■ **Aim**
Check every line below for the word "incalculable" and give only the number of lines where it appears.

■ **Data shown**
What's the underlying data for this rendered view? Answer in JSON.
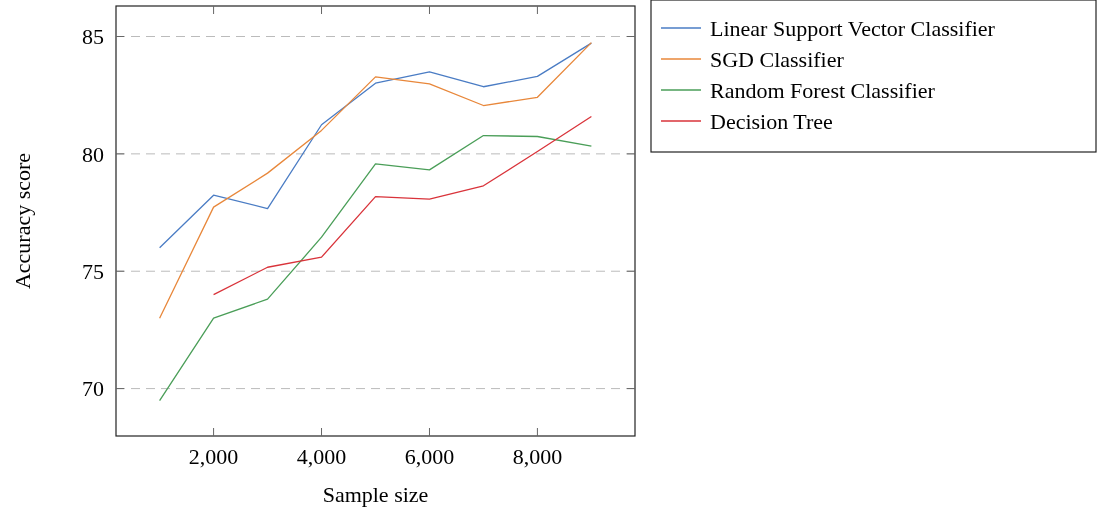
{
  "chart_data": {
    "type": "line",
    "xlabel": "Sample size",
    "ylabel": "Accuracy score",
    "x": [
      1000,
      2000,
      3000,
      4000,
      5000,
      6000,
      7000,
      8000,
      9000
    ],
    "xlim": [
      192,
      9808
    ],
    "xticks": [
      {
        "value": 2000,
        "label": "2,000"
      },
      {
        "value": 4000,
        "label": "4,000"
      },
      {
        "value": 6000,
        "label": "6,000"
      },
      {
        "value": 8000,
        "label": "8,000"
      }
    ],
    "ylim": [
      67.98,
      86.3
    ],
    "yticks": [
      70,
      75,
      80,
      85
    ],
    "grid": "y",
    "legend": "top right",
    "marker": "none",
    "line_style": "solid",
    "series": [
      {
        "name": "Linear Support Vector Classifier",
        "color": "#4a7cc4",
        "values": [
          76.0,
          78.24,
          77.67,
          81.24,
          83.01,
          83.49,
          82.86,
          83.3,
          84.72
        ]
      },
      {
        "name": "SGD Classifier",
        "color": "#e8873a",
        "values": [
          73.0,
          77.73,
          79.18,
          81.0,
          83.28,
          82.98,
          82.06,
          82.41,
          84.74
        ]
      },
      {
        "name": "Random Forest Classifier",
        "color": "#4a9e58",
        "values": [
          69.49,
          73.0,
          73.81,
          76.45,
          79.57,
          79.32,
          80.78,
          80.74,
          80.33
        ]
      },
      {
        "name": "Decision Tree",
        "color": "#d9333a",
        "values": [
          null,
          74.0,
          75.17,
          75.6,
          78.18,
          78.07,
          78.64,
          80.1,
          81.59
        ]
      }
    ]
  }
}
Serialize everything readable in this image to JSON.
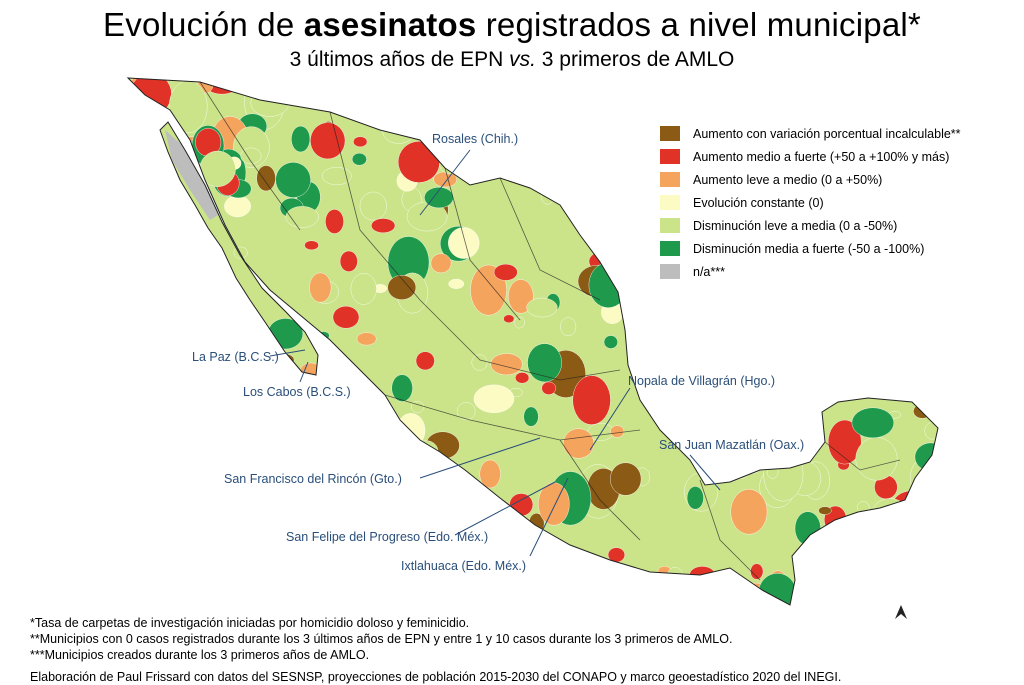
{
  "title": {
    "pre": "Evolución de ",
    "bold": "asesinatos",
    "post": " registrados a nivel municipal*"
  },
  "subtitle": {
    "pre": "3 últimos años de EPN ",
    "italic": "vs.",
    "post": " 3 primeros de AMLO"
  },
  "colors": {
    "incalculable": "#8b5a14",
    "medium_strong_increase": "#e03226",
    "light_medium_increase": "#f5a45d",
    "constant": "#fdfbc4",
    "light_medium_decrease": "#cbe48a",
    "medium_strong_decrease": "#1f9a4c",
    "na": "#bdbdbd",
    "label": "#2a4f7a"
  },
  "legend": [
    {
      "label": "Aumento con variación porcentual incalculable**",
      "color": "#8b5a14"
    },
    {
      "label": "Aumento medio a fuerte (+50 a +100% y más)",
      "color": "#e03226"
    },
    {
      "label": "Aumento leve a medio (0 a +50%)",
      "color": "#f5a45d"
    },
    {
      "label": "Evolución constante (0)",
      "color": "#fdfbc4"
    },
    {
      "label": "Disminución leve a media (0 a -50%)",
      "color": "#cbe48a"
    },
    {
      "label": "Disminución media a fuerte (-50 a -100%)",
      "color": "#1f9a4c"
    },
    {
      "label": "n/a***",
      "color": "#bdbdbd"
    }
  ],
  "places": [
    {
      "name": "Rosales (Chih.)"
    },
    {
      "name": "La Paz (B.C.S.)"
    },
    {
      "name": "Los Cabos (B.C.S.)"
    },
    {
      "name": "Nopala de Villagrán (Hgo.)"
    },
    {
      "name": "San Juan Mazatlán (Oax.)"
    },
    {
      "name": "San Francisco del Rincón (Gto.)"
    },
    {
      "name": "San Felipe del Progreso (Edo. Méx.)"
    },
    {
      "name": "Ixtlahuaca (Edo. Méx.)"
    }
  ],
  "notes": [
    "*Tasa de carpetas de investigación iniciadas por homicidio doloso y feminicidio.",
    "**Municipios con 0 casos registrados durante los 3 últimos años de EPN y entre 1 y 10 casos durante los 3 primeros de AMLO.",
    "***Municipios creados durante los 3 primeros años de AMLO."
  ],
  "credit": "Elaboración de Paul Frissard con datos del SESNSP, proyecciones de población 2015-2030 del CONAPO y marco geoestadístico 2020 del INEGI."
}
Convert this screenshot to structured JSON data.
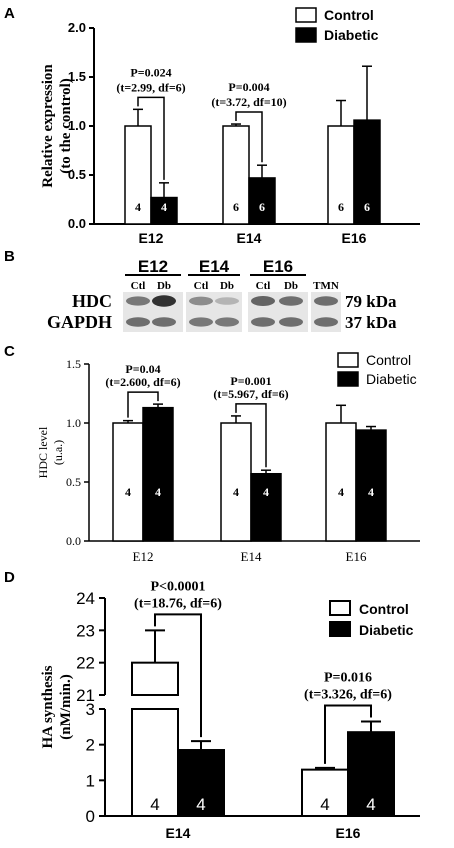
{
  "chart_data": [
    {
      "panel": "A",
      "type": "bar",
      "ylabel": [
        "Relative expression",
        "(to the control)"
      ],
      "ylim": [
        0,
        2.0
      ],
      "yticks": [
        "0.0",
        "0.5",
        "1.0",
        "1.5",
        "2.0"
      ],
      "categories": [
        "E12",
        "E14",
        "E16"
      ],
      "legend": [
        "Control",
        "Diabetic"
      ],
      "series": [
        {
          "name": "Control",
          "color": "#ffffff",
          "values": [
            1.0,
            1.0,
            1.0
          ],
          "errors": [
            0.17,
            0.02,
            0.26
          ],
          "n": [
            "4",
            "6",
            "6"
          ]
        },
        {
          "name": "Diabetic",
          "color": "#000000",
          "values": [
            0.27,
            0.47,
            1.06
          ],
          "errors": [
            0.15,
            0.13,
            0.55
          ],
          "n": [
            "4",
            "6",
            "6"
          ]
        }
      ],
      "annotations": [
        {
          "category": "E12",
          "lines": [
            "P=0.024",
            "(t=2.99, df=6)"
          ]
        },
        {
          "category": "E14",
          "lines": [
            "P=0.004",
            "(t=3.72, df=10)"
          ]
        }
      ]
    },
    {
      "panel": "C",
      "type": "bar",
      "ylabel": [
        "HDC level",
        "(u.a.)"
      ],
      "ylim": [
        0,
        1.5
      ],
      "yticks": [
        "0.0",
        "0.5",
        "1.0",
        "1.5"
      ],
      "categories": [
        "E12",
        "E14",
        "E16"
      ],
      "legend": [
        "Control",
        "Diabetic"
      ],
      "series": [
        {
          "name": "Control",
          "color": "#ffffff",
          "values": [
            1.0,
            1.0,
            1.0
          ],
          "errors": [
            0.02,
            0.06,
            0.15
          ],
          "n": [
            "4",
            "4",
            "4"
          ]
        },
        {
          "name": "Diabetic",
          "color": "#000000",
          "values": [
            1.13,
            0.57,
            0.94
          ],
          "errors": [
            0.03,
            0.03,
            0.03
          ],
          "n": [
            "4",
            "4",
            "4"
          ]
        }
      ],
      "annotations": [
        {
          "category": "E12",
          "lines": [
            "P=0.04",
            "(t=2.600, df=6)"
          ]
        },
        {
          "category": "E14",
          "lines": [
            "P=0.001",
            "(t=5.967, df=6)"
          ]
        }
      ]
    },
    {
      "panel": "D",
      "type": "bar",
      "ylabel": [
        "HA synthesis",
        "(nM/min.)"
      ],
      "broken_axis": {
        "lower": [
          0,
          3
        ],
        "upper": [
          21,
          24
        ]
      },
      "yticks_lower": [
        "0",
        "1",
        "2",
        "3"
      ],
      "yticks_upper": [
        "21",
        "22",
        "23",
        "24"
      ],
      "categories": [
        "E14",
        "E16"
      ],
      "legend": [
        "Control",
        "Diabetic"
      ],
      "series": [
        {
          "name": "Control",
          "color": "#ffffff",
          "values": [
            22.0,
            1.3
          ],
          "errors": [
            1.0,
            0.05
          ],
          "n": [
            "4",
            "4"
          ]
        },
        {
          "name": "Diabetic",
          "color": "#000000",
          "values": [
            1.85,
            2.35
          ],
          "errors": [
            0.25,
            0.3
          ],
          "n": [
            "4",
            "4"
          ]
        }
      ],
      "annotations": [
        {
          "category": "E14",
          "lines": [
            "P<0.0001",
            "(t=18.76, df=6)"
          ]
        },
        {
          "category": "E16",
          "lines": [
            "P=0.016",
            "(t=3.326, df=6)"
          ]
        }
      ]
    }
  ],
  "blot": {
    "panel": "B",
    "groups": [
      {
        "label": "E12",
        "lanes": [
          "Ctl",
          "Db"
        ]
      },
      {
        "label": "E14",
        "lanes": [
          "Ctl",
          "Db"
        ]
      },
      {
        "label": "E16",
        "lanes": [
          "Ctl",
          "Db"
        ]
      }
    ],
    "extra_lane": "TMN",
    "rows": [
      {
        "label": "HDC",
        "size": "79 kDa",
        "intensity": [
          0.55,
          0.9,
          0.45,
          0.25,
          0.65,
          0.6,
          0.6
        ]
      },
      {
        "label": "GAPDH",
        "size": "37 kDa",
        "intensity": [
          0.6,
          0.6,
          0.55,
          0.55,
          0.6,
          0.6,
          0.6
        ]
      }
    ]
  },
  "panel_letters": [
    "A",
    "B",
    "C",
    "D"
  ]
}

■ **Output of the task**
2